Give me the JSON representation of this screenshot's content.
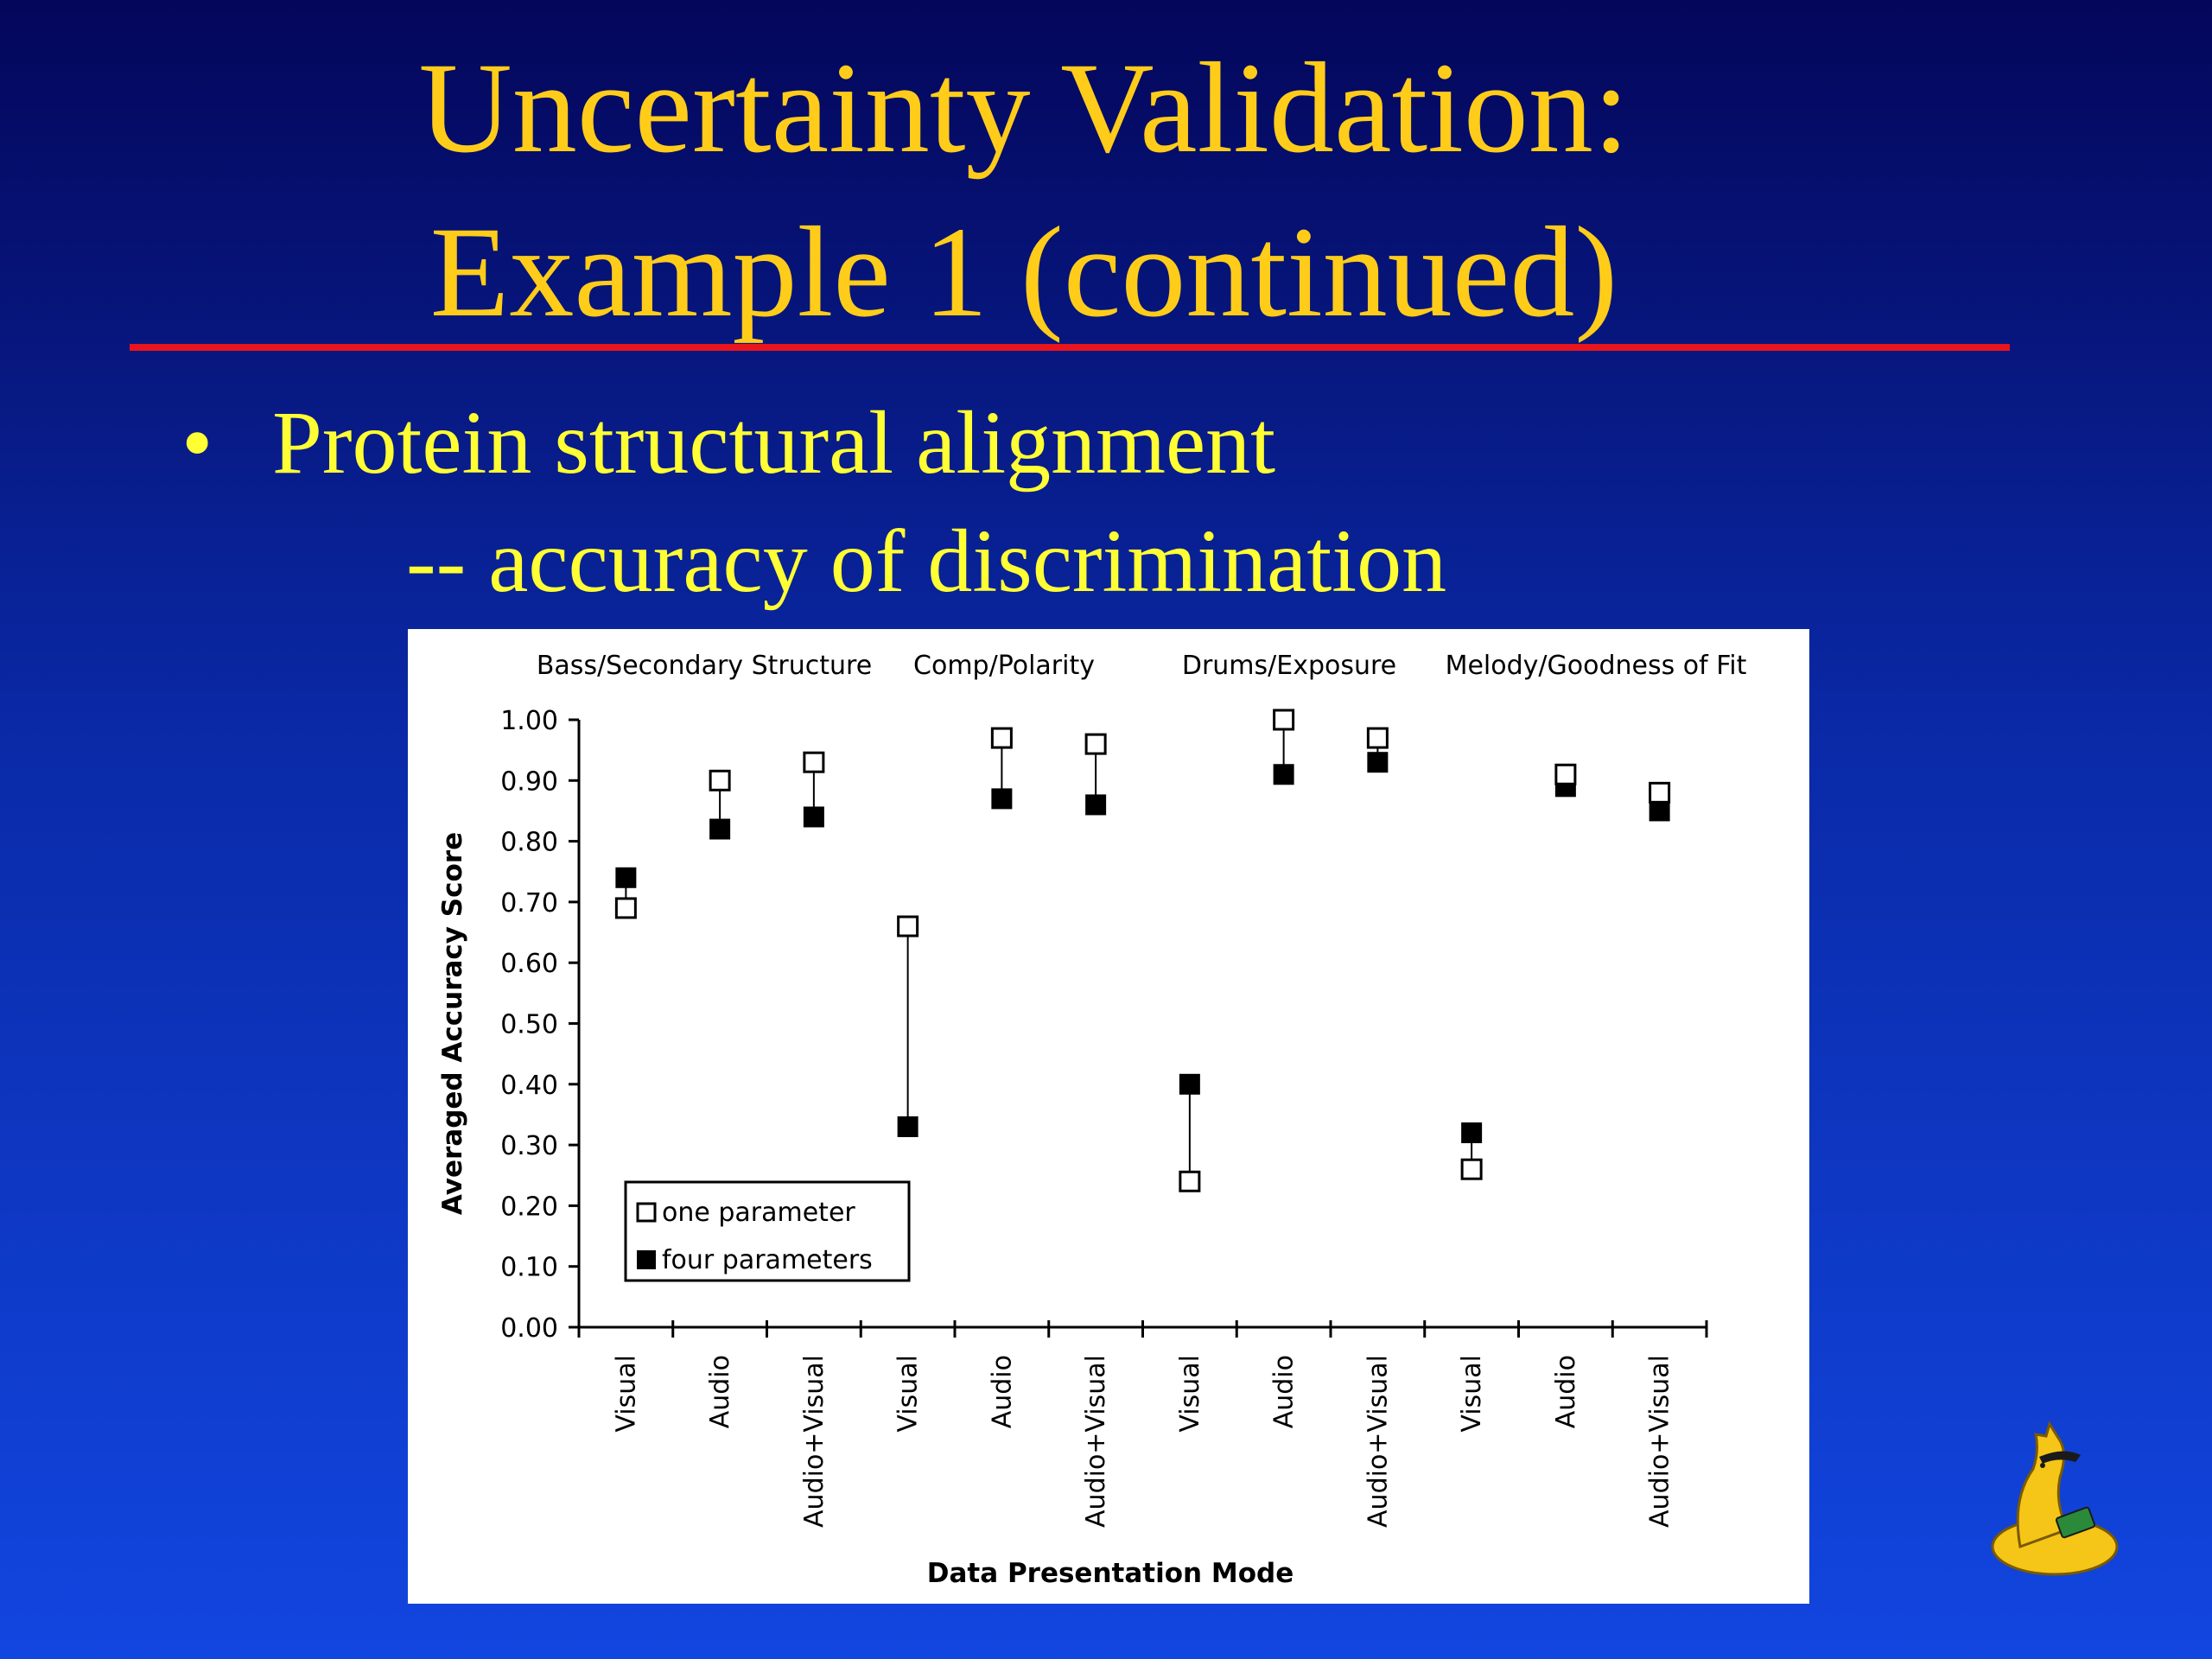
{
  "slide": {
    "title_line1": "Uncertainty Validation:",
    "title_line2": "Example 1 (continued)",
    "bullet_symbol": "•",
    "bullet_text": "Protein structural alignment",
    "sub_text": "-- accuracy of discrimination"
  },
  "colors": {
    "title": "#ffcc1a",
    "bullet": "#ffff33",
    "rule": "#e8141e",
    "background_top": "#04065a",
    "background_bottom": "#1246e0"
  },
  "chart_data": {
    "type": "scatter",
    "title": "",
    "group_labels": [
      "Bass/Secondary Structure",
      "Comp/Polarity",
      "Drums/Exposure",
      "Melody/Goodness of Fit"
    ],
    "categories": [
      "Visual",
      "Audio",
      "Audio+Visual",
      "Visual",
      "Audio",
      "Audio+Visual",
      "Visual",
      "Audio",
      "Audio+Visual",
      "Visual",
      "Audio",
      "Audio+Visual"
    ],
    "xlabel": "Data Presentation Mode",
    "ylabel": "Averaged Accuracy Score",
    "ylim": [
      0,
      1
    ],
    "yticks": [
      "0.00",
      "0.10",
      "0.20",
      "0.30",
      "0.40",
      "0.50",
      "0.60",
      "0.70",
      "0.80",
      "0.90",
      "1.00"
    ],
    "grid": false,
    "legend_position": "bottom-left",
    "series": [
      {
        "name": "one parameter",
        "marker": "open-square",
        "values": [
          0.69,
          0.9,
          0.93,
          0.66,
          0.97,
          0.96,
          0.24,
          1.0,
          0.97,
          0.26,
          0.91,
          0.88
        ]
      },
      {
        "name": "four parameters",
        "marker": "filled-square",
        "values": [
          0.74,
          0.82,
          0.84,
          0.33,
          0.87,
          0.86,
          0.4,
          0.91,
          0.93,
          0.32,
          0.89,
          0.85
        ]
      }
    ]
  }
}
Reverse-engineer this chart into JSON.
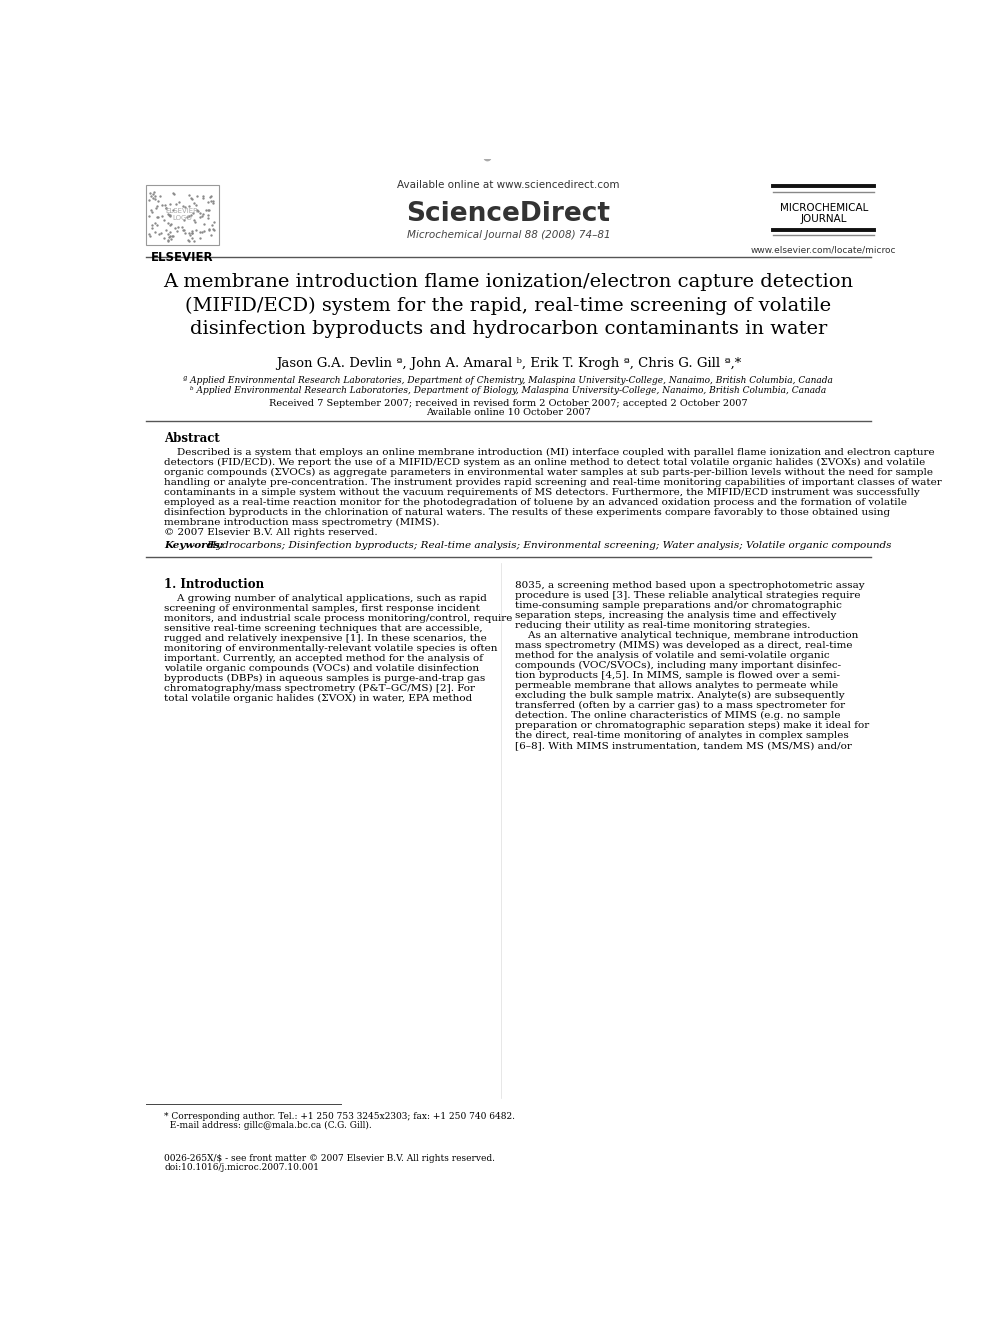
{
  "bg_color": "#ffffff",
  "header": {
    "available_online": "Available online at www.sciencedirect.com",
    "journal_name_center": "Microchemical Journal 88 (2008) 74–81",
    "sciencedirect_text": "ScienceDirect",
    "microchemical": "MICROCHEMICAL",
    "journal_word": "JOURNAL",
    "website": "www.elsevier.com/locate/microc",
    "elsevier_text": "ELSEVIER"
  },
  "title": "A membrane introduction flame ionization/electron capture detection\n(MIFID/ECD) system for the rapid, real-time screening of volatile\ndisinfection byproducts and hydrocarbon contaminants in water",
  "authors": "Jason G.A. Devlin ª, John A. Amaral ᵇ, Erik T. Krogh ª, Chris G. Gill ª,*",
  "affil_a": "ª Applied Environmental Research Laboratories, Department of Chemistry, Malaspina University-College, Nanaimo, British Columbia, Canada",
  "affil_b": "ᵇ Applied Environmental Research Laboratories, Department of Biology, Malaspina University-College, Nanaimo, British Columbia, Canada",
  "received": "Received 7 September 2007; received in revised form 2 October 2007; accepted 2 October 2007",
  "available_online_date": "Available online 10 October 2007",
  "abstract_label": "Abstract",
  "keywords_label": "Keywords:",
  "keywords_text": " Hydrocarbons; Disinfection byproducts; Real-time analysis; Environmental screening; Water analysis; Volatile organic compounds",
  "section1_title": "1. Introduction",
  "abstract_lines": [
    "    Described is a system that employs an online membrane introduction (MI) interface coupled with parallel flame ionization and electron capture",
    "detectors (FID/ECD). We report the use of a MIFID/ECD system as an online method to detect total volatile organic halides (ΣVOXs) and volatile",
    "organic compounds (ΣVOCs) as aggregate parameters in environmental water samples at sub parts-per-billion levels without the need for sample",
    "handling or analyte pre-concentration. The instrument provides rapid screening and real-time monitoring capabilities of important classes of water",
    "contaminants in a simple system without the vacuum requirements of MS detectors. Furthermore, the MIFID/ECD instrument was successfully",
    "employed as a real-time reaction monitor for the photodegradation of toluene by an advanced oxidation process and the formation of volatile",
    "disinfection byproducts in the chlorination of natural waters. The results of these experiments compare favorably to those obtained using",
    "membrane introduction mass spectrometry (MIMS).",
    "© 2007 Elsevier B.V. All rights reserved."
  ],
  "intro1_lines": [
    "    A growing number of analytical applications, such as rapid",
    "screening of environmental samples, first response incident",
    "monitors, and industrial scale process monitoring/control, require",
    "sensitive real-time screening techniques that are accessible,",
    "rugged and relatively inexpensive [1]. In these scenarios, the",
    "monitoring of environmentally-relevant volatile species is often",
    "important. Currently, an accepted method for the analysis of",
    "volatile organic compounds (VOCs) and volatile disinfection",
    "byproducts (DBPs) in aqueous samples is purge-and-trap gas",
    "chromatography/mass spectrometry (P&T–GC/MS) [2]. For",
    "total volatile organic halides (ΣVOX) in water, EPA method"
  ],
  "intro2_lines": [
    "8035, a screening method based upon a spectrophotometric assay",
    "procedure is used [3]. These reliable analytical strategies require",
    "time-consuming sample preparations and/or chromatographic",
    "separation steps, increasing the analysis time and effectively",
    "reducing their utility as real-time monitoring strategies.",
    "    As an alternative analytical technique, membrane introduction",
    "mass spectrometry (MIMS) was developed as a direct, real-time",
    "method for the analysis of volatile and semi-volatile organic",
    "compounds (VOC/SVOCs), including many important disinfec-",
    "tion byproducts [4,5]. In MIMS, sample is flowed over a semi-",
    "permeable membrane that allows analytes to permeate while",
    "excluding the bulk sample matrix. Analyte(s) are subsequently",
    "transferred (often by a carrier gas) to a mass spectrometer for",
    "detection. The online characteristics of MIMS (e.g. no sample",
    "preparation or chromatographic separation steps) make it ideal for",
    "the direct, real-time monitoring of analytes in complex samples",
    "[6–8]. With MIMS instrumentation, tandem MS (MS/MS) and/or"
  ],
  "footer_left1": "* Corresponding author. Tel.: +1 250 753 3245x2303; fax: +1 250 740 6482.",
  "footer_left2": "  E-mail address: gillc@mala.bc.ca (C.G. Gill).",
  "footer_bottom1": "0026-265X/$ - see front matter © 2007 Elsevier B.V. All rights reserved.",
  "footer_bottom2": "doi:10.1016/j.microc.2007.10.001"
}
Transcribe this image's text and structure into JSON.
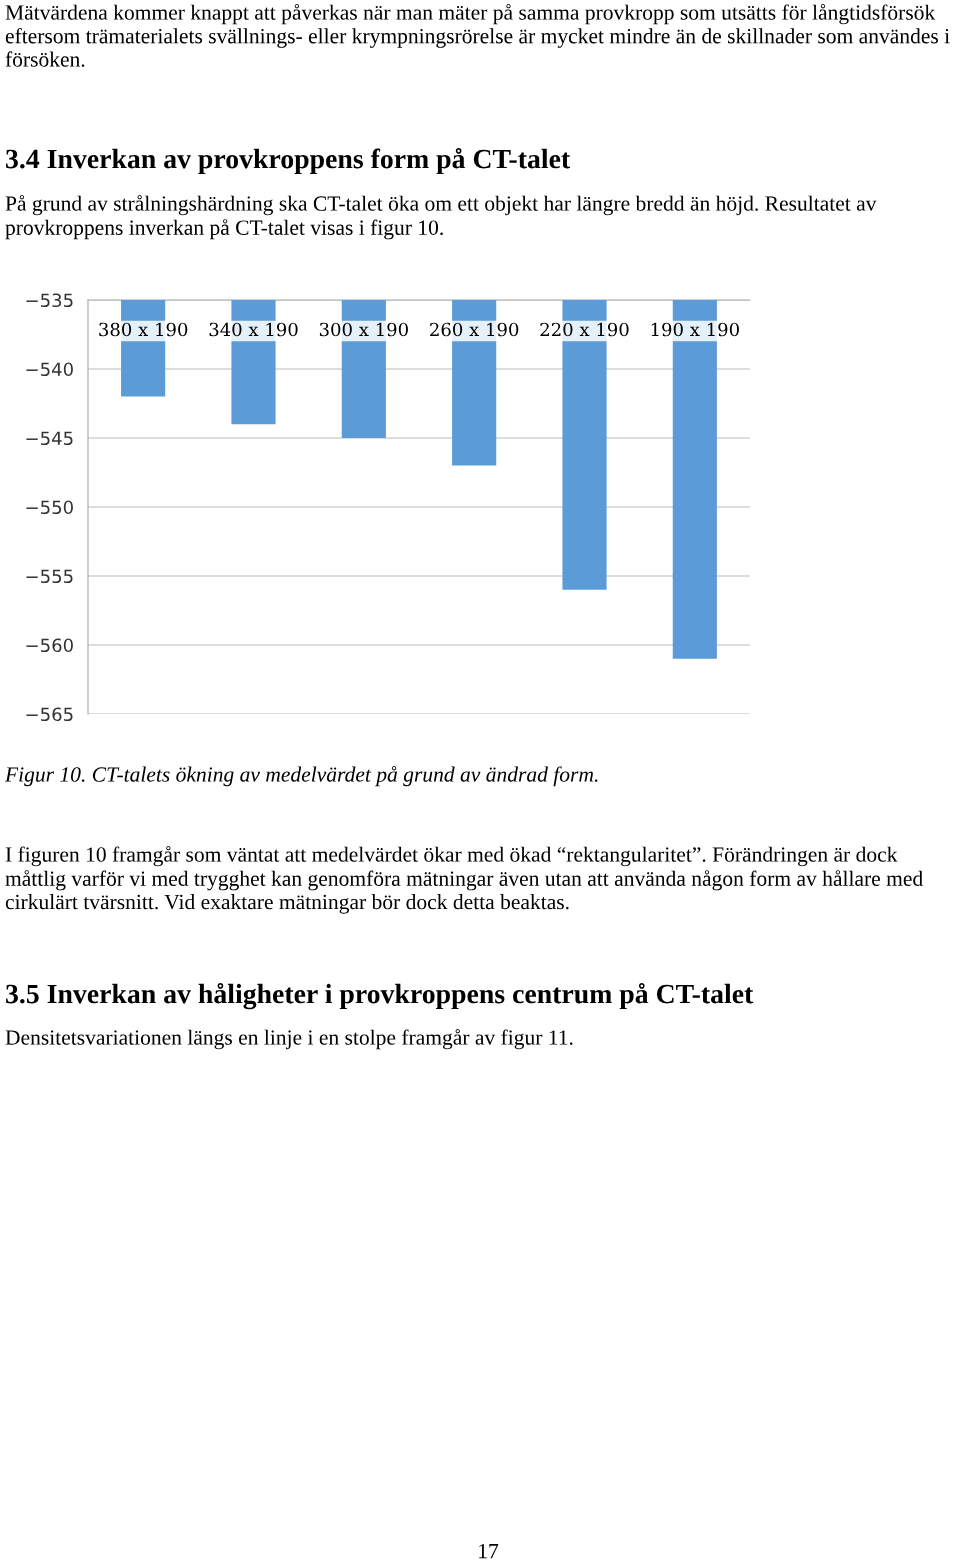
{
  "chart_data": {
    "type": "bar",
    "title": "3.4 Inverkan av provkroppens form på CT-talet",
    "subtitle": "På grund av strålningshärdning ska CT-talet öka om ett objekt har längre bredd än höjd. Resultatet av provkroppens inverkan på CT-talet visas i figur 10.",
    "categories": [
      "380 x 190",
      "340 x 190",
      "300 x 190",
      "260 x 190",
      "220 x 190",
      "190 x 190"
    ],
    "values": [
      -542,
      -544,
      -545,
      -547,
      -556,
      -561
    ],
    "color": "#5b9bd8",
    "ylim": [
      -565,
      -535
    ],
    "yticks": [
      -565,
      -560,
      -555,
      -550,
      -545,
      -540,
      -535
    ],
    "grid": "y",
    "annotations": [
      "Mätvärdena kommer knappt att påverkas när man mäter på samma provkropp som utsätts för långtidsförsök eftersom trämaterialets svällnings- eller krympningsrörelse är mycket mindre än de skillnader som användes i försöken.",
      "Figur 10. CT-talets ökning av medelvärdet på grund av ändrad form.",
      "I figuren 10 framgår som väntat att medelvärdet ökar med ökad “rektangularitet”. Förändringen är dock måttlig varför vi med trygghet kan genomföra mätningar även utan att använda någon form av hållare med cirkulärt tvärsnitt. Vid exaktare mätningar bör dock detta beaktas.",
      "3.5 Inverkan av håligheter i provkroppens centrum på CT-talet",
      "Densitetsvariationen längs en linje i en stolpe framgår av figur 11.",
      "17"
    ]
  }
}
================
Task prompt: No pictures belong in the output. It should reproduce exactly the lines from the one containing "Transcribe this image's" through the end of the data, both ends included.

Response area:
Transcribe this image's text and structure into JSON.
{
  "chart_data": {
    "type": "bar",
    "title": "3.4 Inverkan av provkroppens form på CT-talet",
    "subtitle": "På grund av strålningshärdning ska CT-talet öka om ett objekt har längre bredd än höjd. Resultatet av provkroppens inverkan på CT-talet visas i figur 10.",
    "categories": [
      "380 x 190",
      "340 x 190",
      "300 x 190",
      "260 x 190",
      "220 x 190",
      "190 x 190"
    ],
    "values": [
      -542,
      -544,
      -545,
      -547,
      -556,
      -561
    ],
    "color": "#5b9bd8",
    "ylim": [
      -565,
      -535
    ],
    "yticks": [
      -565,
      -560,
      -555,
      -550,
      -545,
      -540,
      -535
    ],
    "grid": "y",
    "annotations": [
      "Mätvärdena kommer knappt att påverkas när man mäter på samma provkropp som utsätts för långtidsförsök eftersom trämaterialets svällnings- eller krympningsrörelse är mycket mindre än de skillnader som användes i försöken.",
      "Figur 10. CT-talets ökning av medelvärdet på grund av ändrad form.",
      "I figuren 10 framgår som väntat att medelvärdet ökar med ökad “rektangularitet”. Förändringen är dock måttlig varför vi med trygghet kan genomföra mätningar även utan att använda någon form av hållare med cirkulärt tvärsnitt. Vid exaktare mätningar bör dock detta beaktas.",
      "3.5 Inverkan av håligheter i provkroppens centrum på CT-talet",
      "Densitetsvariationen längs en linje i en stolpe framgår av figur 11.",
      "17"
    ]
  }
}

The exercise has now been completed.